- _Items_:
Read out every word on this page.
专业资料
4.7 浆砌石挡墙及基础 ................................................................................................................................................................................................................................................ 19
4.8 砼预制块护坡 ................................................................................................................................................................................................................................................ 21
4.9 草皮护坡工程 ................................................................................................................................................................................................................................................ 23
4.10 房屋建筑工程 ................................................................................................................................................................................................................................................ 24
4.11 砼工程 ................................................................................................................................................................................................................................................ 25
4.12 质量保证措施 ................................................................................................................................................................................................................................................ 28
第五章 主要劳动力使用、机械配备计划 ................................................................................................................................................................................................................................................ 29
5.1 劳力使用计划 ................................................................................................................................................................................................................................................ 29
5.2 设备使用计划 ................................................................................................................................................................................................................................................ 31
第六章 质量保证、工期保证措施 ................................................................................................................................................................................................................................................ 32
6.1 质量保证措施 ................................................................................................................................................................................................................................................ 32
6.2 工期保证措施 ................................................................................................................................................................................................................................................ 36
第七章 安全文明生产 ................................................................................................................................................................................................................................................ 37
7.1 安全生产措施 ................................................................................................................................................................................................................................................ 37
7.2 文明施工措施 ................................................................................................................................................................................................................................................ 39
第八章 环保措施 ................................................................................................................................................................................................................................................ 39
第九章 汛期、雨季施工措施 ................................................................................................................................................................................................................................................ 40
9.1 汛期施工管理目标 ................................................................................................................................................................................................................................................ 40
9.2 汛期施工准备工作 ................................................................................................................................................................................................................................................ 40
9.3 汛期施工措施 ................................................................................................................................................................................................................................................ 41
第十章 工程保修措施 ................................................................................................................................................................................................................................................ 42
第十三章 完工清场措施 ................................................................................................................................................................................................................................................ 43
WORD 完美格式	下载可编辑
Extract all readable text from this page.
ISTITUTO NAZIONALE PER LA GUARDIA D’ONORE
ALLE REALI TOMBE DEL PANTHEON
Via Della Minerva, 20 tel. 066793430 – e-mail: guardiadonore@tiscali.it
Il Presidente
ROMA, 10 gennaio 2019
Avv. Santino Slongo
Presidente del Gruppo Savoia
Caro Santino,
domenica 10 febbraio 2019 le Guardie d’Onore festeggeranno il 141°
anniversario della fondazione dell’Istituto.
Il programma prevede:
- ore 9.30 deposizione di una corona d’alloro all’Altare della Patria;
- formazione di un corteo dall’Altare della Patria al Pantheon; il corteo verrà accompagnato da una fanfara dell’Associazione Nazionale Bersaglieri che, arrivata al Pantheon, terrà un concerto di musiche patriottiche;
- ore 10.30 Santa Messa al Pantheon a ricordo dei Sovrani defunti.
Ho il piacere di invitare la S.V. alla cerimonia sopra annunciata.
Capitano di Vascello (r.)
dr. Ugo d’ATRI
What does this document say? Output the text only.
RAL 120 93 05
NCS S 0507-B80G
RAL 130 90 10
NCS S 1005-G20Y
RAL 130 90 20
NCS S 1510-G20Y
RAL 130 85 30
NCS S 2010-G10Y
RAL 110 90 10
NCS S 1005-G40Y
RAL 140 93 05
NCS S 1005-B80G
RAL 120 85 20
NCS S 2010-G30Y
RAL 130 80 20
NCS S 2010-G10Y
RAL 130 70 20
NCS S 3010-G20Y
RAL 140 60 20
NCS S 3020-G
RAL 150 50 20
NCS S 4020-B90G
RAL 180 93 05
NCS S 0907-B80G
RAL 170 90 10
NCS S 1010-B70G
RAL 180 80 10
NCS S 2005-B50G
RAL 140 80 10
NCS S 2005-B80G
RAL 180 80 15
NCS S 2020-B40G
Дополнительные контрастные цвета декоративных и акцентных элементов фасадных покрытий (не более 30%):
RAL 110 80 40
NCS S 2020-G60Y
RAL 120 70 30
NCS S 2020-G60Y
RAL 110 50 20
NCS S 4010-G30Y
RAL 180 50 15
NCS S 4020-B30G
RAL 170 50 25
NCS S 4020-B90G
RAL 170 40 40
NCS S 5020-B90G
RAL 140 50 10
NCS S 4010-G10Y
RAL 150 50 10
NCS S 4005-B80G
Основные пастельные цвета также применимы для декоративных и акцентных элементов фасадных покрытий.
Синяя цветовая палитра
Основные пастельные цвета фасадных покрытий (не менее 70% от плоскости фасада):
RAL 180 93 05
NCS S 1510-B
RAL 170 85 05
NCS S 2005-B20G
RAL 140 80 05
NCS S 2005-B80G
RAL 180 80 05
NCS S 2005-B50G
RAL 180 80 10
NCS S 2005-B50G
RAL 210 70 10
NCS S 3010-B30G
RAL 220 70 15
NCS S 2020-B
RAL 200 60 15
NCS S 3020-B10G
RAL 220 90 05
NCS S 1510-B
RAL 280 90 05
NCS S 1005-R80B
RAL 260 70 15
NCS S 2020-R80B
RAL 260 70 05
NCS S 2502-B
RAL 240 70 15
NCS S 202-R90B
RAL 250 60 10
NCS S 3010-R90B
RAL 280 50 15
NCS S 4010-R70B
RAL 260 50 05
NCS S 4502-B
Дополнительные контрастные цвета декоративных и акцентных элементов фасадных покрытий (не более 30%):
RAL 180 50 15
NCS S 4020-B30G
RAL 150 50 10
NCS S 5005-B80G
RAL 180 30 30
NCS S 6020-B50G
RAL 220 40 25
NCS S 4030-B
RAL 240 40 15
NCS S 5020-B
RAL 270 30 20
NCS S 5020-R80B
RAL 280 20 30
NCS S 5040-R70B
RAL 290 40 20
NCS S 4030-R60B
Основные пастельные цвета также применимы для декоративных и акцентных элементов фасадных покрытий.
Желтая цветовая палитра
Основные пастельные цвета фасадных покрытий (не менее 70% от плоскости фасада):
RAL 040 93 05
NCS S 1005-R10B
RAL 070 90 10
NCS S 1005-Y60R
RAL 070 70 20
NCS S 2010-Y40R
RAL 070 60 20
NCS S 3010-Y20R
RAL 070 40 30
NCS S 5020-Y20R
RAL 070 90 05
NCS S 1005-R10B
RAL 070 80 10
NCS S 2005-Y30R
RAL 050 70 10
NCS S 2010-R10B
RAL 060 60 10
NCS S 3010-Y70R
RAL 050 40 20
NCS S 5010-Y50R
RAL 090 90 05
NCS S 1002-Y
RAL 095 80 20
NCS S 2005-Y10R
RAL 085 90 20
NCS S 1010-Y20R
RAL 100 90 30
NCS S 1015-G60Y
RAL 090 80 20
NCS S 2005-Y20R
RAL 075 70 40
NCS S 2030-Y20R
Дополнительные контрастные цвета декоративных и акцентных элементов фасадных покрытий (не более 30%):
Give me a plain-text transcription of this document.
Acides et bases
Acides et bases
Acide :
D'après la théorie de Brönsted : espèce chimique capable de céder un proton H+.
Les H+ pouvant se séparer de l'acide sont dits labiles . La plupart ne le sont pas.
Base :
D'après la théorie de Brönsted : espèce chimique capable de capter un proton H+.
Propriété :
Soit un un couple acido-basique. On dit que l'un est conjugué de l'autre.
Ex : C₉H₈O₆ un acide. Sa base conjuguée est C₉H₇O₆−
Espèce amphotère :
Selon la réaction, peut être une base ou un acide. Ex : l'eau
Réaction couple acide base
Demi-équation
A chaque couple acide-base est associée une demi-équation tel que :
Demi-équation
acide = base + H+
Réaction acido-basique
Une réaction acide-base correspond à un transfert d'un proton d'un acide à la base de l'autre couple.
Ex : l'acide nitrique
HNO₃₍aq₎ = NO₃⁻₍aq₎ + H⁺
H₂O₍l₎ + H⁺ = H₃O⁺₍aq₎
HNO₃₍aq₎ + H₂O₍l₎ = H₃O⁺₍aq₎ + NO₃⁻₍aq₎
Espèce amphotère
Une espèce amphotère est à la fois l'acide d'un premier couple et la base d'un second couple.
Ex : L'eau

- _Set task_: Exactly reproduce the lines beginning with the one that contains "Give me a plain-text" and ending with the last line of the material, both included. Leave out everything else.

- _In response_:
Give me a plain-text transcription of this document.
Acides et bases
Acides et bases
Acide :
D'après la théorie de Brönsted : espèce chimique capable de céder un proton H+.
Les H+ pouvant se séparer de l'acide sont dits labiles . La plupart ne le sont pas.
Base :
D'après la théorie de Brönsted : espèce chimique capable de capter un proton H+.
Propriété :
Soit un un couple acido-basique. On dit que l'un est conjugué de l'autre.
Ex : C₉H₈O₆ un acide. Sa base conjuguée est C₉H₇O₆−
Espèce amphotère :
Selon la réaction, peut être une base ou un acide. Ex : l'eau
Réaction couple acide base
Demi-équation
A chaque couple acide-base est associée une demi-équation tel que :
Demi-équation
acide = base + H+
Réaction acido-basique
Une réaction acide-base correspond à un transfert d'un proton d'un acide à la base de l'autre couple.
Ex : l'acide nitrique
HNO₃₍aq₎ = NO₃⁻₍aq₎ + H⁺
H₂O₍l₎ + H⁺ = H₃O⁺₍aq₎
HNO₃₍aq₎ + H₂O₍l₎ = H₃O⁺₍aq₎ + NO₃⁻₍aq₎
Espèce amphotère
Une espèce amphotère est à la fois l'acide d'un premier couple et la base d'un second couple.
Ex : L'eau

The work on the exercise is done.